====== EXERCISE DATA ======

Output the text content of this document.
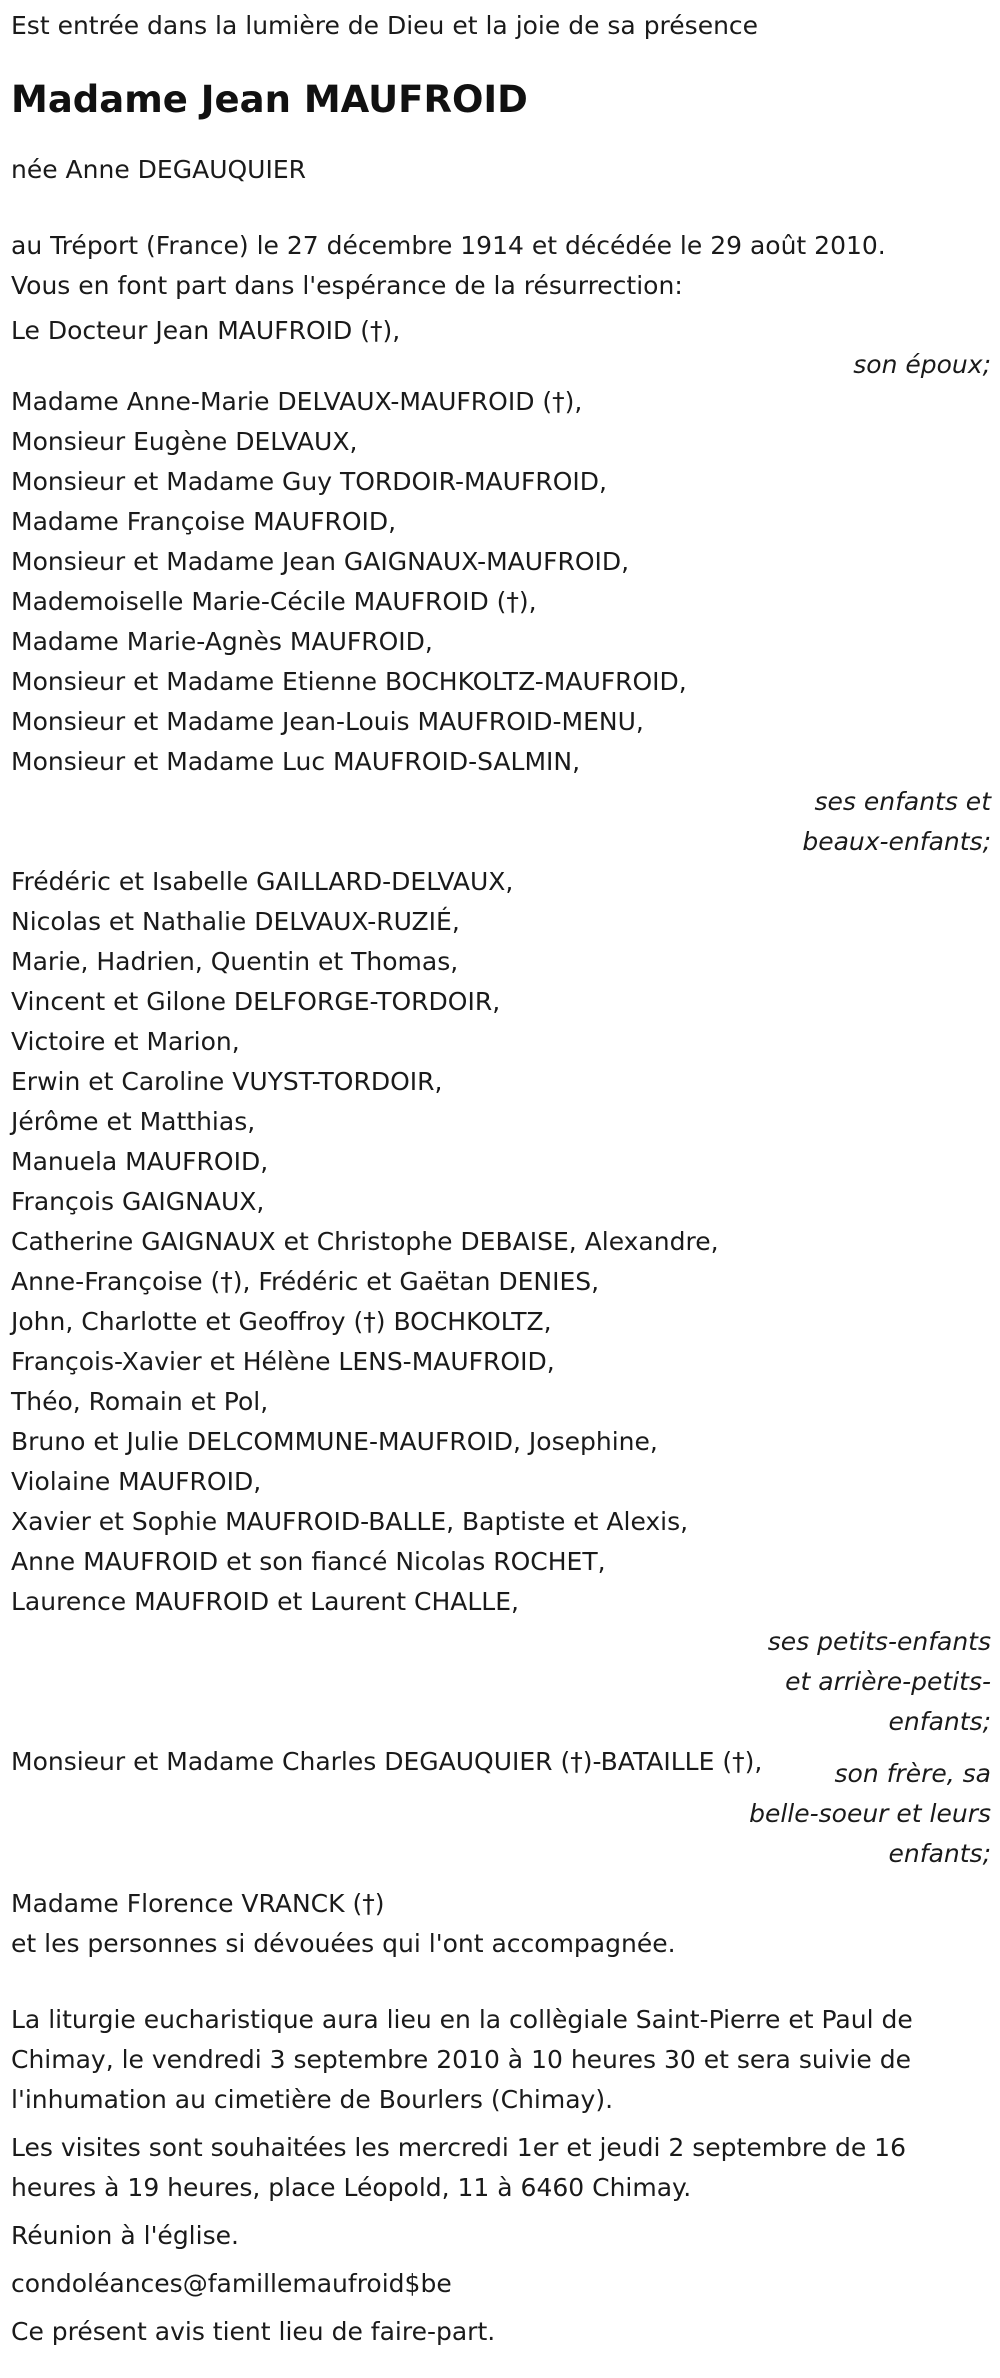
Est entrée dans la lumière de Dieu et la joie de sa présence

Madame Jean MAUFROID

née Anne DEGAUQUIER

au Tréport (France) le 27 décembre 1914 et décédée le 29 août 2010.

Vous en font part dans l'espérance de la résurrection:

Le Docteur Jean MAUFROID (†),

son époux;

Madame Anne-Marie DELVAUX-MAUFROID (†),

Monsieur Eugène DELVAUX,

Monsieur et Madame Guy TORDOIR-MAUFROID,

Madame Françoise MAUFROID,

Monsieur et Madame Jean GAIGNAUX-MAUFROID,

Mademoiselle Marie-Cécile MAUFROID (†),

Madame Marie-Agnès MAUFROID,

Monsieur et Madame Etienne BOCHKOLTZ-MAUFROID,

Monsieur et Madame Jean-Louis MAUFROID-MENU,

Monsieur et Madame Luc MAUFROID-SALMIN,

ses enfants et

beaux-enfants;

Frédéric et Isabelle GAILLARD-DELVAUX,

Nicolas et Nathalie DELVAUX-RUZIÉ,

Marie, Hadrien, Quentin et Thomas,

Vincent et Gilone DELFORGE-TORDOIR,

Victoire et Marion,

Erwin et Caroline VUYST-TORDOIR,

Jérôme et Matthias,

Manuela MAUFROID,

François GAIGNAUX,

Catherine GAIGNAUX et Christophe DEBAISE, Alexandre,

Anne-Françoise (†), Frédéric et Gaëtan DENIES,

John, Charlotte et Geoffroy (†) BOCHKOLTZ,

François-Xavier et Hélène LENS-MAUFROID,

Théo, Romain et Pol,

Bruno et Julie DELCOMMUNE-MAUFROID, Josephine,

Violaine MAUFROID,

Xavier et Sophie MAUFROID-BALLE, Baptiste et Alexis,

Anne MAUFROID et son fiancé Nicolas ROCHET,

Laurence MAUFROID et Laurent CHALLE,

ses petits-enfants

et arrière-petits-

enfants;

Monsieur et Madame Charles DEGAUQUIER (†)-BATAILLE (†),	son frère, sa
belle-soeur et leurs
enfants;

Madame Florence VRANCK (†)

et les personnes si dévouées qui l'ont accompagnée.

La liturgie eucharistique aura lieu en la collègiale Saint-Pierre et Paul de Chimay, le vendredi 3 septembre 2010 à 10 heures 30 et sera suivie de l'inhumation au cimetière de Bourlers (Chimay).

Les visites sont souhaitées les mercredi 1er et jeudi 2 septembre de 16 heures à 19 heures, place Léopold, 11 à 6460 Chimay.

Réunion à l'église.

condoléances@famillemaufroid$be

Ce présent avis tient lieu de faire-part.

======

* _PROBLEM DESCRIPTION_
Output the lines above in full and exactly as given, omitting any pictures.

* _EXERCISE RESULT_
Output the text content of this document.
Est entrée dans la lumière de Dieu et la joie de sa présence

Madame Jean MAUFROID

née Anne DEGAUQUIER

au Tréport (France) le 27 décembre 1914 et décédée le 29 août 2010.

Vous en font part dans l'espérance de la résurrection:

Le Docteur Jean MAUFROID (†),

son époux;

Madame Anne-Marie DELVAUX-MAUFROID (†),

Monsieur Eugène DELVAUX,

Monsieur et Madame Guy TORDOIR-MAUFROID,

Madame Françoise MAUFROID,

Monsieur et Madame Jean GAIGNAUX-MAUFROID,

Mademoiselle Marie-Cécile MAUFROID (†),

Madame Marie-Agnès MAUFROID,

Monsieur et Madame Etienne BOCHKOLTZ-MAUFROID,

Monsieur et Madame Jean-Louis MAUFROID-MENU,

Monsieur et Madame Luc MAUFROID-SALMIN,

ses enfants et

beaux-enfants;

Frédéric et Isabelle GAILLARD-DELVAUX,

Nicolas et Nathalie DELVAUX-RUZIÉ,

Marie, Hadrien, Quentin et Thomas,

Vincent et Gilone DELFORGE-TORDOIR,

Victoire et Marion,

Erwin et Caroline VUYST-TORDOIR,

Jérôme et Matthias,

Manuela MAUFROID,

François GAIGNAUX,

Catherine GAIGNAUX et Christophe DEBAISE, Alexandre,

Anne-Françoise (†), Frédéric et Gaëtan DENIES,

John, Charlotte et Geoffroy (†) BOCHKOLTZ,

François-Xavier et Hélène LENS-MAUFROID,

Théo, Romain et Pol,

Bruno et Julie DELCOMMUNE-MAUFROID, Josephine,

Violaine MAUFROID,

Xavier et Sophie MAUFROID-BALLE, Baptiste et Alexis,

Anne MAUFROID et son fiancé Nicolas ROCHET,

Laurence MAUFROID et Laurent CHALLE,

ses petits-enfants

et arrière-petits-

enfants;

Monsieur et Madame Charles DEGAUQUIER (†)-BATAILLE (†),	son frère, sa
belle-soeur et leurs
enfants;

Madame Florence VRANCK (†)

et les personnes si dévouées qui l'ont accompagnée.

La liturgie eucharistique aura lieu en la collègiale Saint-Pierre et Paul de Chimay, le vendredi 3 septembre 2010 à 10 heures 30 et sera suivie de l'inhumation au cimetière de Bourlers (Chimay).

Les visites sont souhaitées les mercredi 1er et jeudi 2 septembre de 16 heures à 19 heures, place Léopold, 11 à 6460 Chimay.

Réunion à l'église.

condoléances@famillemaufroid$be

Ce présent avis tient lieu de faire-part.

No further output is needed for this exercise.